TO BE DONE:
Repeat each record below exactly, dropping the pictures.

RECORDS SUPPLIED:
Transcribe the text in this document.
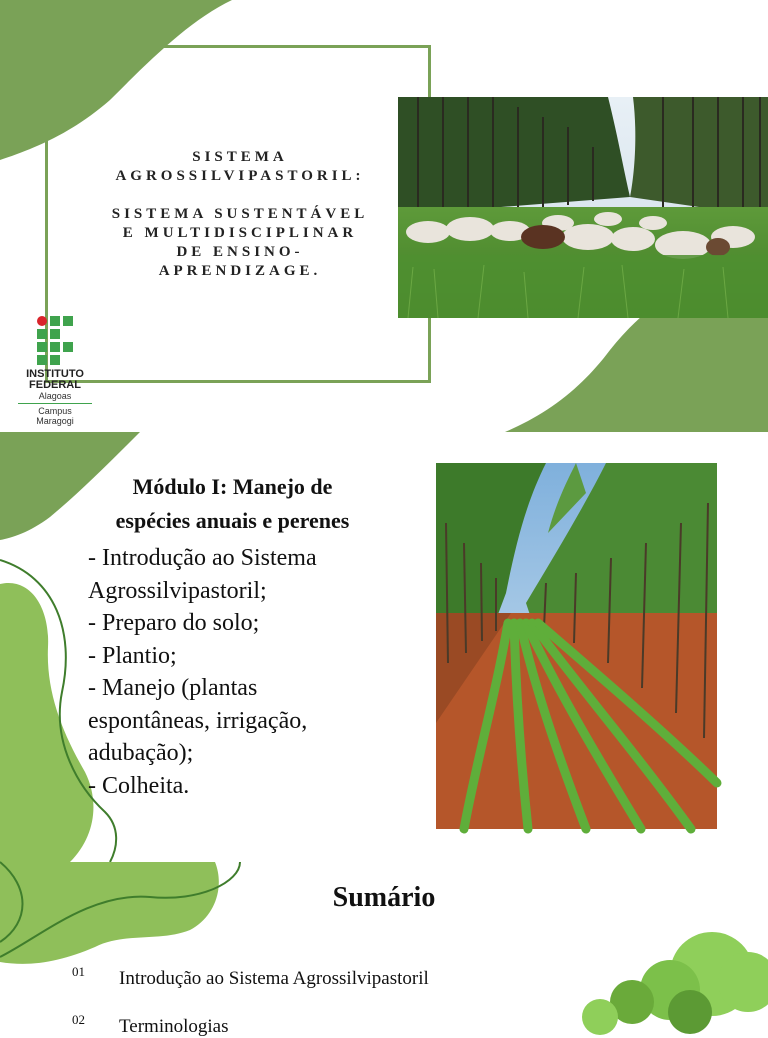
SISTEMA

AGROSSILVIPASTORIL:

SISTEMA SUSTENTÁVEL

E MULTIDISCIPLINAR

DE ENSINO-

APRENDIZAGE.

INSTITUTO
FEDERAL
Alagoas
Campus
Maragogi
Módulo I: Manejo de
espécies anuais e perenes
- Introdução ao Sistema
Agrossilvipastoril;
- Preparo do solo;
- Plantio;
- Manejo (plantas
espontâneas, irrigação,
adubação);
- Colheita.
Sumário
01 Introdução ao Sistema Agrossilvipastoril
02 Terminologias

EXERCISE OUTPUT:
Transcribe the text in this document.
SISTEMA

AGROSSILVIPASTORIL:

SISTEMA SUSTENTÁVEL

E MULTIDISCIPLINAR

DE ENSINO-

APRENDIZAGE.

INSTITUTO
FEDERAL
Alagoas
Campus
Maragogi
Módulo I: Manejo de
espécies anuais e perenes
- Introdução ao Sistema
Agrossilvipastoril;
- Preparo do solo;
- Plantio;
- Manejo (plantas
espontâneas, irrigação,
adubação);
- Colheita.
Sumário
01 Introdução ao Sistema Agrossilvipastoril
02 Terminologias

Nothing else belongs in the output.